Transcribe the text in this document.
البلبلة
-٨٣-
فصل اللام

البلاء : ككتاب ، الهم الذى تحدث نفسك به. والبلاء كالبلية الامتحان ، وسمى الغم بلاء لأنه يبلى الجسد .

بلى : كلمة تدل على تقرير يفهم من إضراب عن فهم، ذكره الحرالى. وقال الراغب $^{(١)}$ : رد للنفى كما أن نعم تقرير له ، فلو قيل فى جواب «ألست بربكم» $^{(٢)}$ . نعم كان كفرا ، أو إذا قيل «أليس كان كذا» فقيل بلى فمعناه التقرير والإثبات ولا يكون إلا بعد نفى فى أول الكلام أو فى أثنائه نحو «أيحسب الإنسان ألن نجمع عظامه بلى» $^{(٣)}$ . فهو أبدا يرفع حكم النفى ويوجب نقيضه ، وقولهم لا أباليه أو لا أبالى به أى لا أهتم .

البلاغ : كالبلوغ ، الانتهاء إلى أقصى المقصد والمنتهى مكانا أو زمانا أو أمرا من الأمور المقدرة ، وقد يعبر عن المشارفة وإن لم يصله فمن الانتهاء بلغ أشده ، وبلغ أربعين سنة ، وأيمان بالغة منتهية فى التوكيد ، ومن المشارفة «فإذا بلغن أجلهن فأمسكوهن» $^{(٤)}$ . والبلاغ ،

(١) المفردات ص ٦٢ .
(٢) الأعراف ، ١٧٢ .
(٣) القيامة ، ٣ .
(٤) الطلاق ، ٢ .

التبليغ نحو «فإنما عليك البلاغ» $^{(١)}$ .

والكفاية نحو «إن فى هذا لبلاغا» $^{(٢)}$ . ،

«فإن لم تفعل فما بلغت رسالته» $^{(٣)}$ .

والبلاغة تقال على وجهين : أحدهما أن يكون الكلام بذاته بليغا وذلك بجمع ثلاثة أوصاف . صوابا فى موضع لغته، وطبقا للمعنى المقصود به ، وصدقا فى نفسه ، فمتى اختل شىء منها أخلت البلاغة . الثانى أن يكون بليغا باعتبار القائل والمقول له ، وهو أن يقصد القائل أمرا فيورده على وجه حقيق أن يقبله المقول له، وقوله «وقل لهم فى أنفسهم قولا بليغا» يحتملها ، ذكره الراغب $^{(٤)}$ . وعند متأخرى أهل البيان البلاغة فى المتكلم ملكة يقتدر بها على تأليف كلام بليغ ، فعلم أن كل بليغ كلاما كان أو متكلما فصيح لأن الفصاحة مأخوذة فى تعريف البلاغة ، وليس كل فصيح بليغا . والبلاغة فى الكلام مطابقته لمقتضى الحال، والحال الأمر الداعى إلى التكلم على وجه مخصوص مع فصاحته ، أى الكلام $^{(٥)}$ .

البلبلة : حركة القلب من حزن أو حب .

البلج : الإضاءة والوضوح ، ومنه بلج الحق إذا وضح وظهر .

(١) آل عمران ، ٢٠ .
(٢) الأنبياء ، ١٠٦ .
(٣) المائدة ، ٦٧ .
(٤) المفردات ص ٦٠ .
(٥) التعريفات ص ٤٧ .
___
__Exercise brief__
Pick out each line containing "البلبلة" and report it.

__Reply to the task__
البلبلة
البلبلة : حركة القلب من حزن أو حب .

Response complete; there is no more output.